To do: Return, word for word, only the lines from the one containing "OCR this image." through the last line of the entries.

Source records
::::::::
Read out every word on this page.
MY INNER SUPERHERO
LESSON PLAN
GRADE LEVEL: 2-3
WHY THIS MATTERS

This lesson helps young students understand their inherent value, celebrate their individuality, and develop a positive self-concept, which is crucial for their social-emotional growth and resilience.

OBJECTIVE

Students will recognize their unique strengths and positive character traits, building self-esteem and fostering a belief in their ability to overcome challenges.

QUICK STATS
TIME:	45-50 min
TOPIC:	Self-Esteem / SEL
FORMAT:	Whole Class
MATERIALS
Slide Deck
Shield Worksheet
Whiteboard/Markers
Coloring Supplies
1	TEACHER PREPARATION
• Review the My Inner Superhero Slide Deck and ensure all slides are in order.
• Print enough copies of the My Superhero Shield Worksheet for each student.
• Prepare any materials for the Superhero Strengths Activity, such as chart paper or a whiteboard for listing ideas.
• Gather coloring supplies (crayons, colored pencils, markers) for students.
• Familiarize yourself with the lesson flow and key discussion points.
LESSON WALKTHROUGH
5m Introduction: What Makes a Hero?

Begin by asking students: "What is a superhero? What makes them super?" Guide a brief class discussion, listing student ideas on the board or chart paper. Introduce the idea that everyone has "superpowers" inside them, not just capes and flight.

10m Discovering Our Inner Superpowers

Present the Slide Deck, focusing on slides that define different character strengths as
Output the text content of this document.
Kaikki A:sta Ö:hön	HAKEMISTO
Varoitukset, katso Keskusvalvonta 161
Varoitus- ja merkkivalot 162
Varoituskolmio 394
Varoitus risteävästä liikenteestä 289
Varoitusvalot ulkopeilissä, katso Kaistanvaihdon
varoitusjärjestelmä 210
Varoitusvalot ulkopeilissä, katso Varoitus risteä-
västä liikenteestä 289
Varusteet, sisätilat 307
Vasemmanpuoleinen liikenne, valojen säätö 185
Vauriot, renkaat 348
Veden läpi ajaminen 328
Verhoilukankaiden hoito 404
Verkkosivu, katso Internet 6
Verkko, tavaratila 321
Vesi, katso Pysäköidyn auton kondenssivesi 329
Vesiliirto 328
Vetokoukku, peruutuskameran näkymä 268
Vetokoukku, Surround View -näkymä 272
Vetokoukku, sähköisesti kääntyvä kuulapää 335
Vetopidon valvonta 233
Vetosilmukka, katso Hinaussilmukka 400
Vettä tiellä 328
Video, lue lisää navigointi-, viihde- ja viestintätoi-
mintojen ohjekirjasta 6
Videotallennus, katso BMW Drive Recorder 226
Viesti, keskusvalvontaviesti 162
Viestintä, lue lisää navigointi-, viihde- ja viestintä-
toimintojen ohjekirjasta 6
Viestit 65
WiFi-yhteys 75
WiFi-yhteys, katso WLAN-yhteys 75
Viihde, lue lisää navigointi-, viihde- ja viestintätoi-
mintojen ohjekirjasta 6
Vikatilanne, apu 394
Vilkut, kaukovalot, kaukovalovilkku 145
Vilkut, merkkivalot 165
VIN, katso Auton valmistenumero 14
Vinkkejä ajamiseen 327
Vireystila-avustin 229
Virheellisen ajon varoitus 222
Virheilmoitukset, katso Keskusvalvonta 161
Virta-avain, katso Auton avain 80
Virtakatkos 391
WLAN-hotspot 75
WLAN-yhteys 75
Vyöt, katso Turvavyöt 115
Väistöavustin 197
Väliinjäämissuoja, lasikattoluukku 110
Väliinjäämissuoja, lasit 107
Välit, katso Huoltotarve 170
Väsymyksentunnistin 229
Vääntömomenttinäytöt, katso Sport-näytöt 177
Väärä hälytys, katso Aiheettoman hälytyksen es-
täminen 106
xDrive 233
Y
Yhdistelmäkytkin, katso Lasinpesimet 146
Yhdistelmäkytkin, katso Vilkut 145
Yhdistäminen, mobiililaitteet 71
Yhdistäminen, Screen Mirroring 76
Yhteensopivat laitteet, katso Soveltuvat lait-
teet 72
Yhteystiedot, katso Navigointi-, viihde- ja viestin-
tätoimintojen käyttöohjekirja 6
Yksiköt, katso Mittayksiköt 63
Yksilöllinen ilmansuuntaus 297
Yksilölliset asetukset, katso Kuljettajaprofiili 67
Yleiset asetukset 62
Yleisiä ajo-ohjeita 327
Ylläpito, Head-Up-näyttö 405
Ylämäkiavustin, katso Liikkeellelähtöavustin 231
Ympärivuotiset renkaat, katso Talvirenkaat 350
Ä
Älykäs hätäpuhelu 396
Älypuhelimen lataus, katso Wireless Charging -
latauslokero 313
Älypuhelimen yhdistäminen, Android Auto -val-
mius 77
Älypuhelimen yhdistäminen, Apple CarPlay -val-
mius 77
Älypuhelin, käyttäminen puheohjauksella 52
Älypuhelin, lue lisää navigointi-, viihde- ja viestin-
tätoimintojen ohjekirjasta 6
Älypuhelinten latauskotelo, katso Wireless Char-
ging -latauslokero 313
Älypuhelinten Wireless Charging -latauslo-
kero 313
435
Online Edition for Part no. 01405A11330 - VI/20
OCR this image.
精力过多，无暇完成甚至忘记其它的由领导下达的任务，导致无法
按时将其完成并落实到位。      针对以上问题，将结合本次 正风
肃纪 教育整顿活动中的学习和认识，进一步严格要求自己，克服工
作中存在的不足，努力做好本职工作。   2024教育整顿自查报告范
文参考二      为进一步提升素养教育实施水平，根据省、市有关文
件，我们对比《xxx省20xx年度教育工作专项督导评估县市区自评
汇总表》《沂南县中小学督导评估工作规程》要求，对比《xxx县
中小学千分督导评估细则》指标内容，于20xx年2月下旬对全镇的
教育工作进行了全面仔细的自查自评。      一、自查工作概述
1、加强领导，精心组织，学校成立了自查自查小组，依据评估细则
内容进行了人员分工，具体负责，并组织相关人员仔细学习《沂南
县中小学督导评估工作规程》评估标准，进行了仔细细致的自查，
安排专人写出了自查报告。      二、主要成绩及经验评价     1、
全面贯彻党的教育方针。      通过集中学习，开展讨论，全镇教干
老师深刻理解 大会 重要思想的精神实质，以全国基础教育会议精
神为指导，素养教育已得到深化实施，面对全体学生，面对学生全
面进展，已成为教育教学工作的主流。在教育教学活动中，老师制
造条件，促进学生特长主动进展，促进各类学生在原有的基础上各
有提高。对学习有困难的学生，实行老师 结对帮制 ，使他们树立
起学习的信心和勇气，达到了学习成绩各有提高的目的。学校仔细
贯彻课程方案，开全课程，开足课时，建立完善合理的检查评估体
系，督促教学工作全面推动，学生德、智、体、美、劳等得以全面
::::::::
Response to this task:
OCR this image.
精力过多，无暇完成甚至忘记其它的由领导下达的任务，导致无法
按时将其完成并落实到位。      针对以上问题，将结合本次 正风
肃纪 教育整顿活动中的学习和认识，进一步严格要求自己，克服工
作中存在的不足，努力做好本职工作。   2024教育整顿自查报告范
文参考二      为进一步提升素养教育实施水平，根据省、市有关文
件，我们对比《xxx省20xx年度教育工作专项督导评估县市区自评
汇总表》《沂南县中小学督导评估工作规程》要求，对比《xxx县
中小学千分督导评估细则》指标内容，于20xx年2月下旬对全镇的
教育工作进行了全面仔细的自查自评。      一、自查工作概述
1、加强领导，精心组织，学校成立了自查自查小组，依据评估细则
内容进行了人员分工，具体负责，并组织相关人员仔细学习《沂南
县中小学督导评估工作规程》评估标准，进行了仔细细致的自查，
安排专人写出了自查报告。      二、主要成绩及经验评价     1、
全面贯彻党的教育方针。      通过集中学习，开展讨论，全镇教干
老师深刻理解 大会 重要思想的精神实质，以全国基础教育会议精
神为指导，素养教育已得到深化实施，面对全体学生，面对学生全
面进展，已成为教育教学工作的主流。在教育教学活动中，老师制
造条件，促进学生特长主动进展，促进各类学生在原有的基础上各
有提高。对学习有困难的学生，实行老师 结对帮制 ，使他们树立
起学习的信心和勇气，达到了学习成绩各有提高的目的。学校仔细
贯彻课程方案，开全课程，开足课时，建立完善合理的检查评估体
系，督促教学工作全面推动，学生德、智、体、美、劳等得以全面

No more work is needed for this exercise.